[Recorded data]
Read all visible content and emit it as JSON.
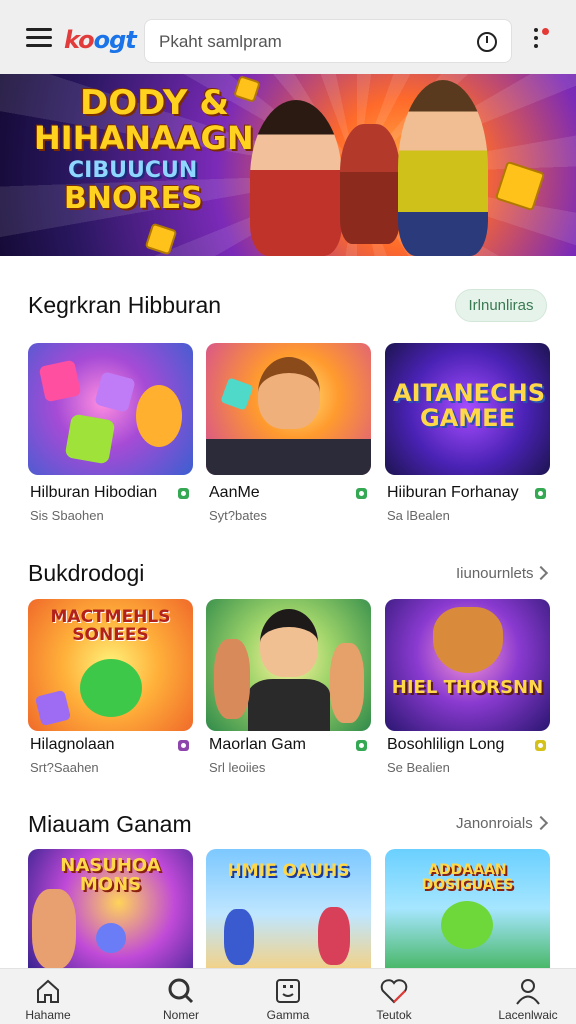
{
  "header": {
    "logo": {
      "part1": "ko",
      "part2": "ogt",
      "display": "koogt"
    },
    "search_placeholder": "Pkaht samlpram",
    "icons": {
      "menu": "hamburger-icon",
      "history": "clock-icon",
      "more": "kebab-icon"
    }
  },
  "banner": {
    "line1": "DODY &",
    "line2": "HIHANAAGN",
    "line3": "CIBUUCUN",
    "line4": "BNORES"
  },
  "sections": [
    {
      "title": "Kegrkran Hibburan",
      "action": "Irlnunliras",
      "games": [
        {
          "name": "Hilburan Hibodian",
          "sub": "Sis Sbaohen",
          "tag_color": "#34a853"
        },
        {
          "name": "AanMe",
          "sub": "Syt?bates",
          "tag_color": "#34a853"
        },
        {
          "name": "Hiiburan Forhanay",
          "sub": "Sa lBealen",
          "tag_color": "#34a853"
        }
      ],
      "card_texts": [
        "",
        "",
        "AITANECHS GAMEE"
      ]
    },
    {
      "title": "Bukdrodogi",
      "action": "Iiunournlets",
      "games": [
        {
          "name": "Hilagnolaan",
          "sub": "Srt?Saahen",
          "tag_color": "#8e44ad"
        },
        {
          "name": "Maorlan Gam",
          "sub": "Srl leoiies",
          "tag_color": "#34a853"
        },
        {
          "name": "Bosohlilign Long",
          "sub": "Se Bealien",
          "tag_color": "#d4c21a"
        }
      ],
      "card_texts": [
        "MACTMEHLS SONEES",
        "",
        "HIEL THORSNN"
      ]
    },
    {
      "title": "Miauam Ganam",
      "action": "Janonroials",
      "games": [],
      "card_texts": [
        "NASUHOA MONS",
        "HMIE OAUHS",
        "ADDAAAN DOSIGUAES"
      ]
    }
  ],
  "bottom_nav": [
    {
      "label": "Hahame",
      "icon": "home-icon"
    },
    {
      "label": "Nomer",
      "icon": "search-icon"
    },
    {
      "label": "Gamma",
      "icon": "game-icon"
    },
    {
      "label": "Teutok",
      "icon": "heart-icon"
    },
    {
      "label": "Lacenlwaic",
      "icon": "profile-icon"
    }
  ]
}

--

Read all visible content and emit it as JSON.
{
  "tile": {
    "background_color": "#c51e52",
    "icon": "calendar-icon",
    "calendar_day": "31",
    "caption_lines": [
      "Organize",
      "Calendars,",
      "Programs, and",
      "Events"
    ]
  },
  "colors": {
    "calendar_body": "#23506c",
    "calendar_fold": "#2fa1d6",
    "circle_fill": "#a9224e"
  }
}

■ **Problem requirements**
Search the lines for "label". Copy each line that has it.

■ **Solution to this problem**
      "label": "Hahame",
      "label": "Nomer",
      "label": "Gamma",
      "label": "Teutok",
      "label": "Lacenlwaic",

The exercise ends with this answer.